[Begin LISTED RECORDS]
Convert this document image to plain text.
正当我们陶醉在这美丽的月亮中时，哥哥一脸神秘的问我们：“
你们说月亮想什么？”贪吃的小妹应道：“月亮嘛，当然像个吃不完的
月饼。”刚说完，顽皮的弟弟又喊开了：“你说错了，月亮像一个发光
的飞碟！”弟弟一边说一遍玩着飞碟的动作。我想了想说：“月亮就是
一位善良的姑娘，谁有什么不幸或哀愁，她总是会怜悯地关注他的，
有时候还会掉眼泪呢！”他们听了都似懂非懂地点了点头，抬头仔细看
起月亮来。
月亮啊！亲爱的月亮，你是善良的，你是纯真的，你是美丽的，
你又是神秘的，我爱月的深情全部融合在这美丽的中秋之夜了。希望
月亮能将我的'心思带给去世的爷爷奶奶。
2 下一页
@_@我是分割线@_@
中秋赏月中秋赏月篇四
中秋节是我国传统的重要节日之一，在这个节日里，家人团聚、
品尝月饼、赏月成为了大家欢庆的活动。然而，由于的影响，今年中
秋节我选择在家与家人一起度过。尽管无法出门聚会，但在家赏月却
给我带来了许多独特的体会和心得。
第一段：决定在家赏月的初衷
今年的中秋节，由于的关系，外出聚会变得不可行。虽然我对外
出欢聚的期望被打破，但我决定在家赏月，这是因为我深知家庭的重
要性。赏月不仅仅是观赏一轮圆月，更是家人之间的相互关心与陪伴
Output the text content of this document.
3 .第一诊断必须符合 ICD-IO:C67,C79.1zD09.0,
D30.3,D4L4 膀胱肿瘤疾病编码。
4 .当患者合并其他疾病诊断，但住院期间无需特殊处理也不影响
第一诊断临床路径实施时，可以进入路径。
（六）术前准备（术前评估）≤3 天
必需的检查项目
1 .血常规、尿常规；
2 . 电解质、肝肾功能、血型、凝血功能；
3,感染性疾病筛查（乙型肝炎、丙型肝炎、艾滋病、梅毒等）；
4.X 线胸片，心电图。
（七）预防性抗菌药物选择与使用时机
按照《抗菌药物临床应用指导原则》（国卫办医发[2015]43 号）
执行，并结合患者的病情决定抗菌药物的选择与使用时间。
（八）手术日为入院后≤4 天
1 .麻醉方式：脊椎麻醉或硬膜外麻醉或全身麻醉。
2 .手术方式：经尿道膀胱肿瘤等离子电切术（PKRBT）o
[End LISTED RECORDS]
DO THIS:
Repeat the records above exactly.

TASK ANSWER:
Convert this document image to plain text.
正当我们陶醉在这美丽的月亮中时，哥哥一脸神秘的问我们：“
你们说月亮想什么？”贪吃的小妹应道：“月亮嘛，当然像个吃不完的
月饼。”刚说完，顽皮的弟弟又喊开了：“你说错了，月亮像一个发光
的飞碟！”弟弟一边说一遍玩着飞碟的动作。我想了想说：“月亮就是
一位善良的姑娘，谁有什么不幸或哀愁，她总是会怜悯地关注他的，
有时候还会掉眼泪呢！”他们听了都似懂非懂地点了点头，抬头仔细看
起月亮来。
月亮啊！亲爱的月亮，你是善良的，你是纯真的，你是美丽的，
你又是神秘的，我爱月的深情全部融合在这美丽的中秋之夜了。希望
月亮能将我的'心思带给去世的爷爷奶奶。
2 下一页
@_@我是分割线@_@
中秋赏月中秋赏月篇四
中秋节是我国传统的重要节日之一，在这个节日里，家人团聚、
品尝月饼、赏月成为了大家欢庆的活动。然而，由于的影响，今年中
秋节我选择在家与家人一起度过。尽管无法出门聚会，但在家赏月却
给我带来了许多独特的体会和心得。
第一段：决定在家赏月的初衷
今年的中秋节，由于的关系，外出聚会变得不可行。虽然我对外
出欢聚的期望被打破，但我决定在家赏月，这是因为我深知家庭的重
要性。赏月不仅仅是观赏一轮圆月，更是家人之间的相互关心与陪伴
Output the text content of this document.
3 .第一诊断必须符合 ICD-IO:C67,C79.1zD09.0,
D30.3,D4L4 膀胱肿瘤疾病编码。
4 .当患者合并其他疾病诊断，但住院期间无需特殊处理也不影响
第一诊断临床路径实施时，可以进入路径。
（六）术前准备（术前评估）≤3 天
必需的检查项目
1 .血常规、尿常规；
2 . 电解质、肝肾功能、血型、凝血功能；
3,感染性疾病筛查（乙型肝炎、丙型肝炎、艾滋病、梅毒等）；
4.X 线胸片，心电图。
（七）预防性抗菌药物选择与使用时机
按照《抗菌药物临床应用指导原则》（国卫办医发[2015]43 号）
执行，并结合患者的病情决定抗菌药物的选择与使用时间。
（八）手术日为入院后≤4 天
1 .麻醉方式：脊椎麻醉或硬膜外麻醉或全身麻醉。
2 .手术方式：经尿道膀胱肿瘤等离子电切术（PKRBT）o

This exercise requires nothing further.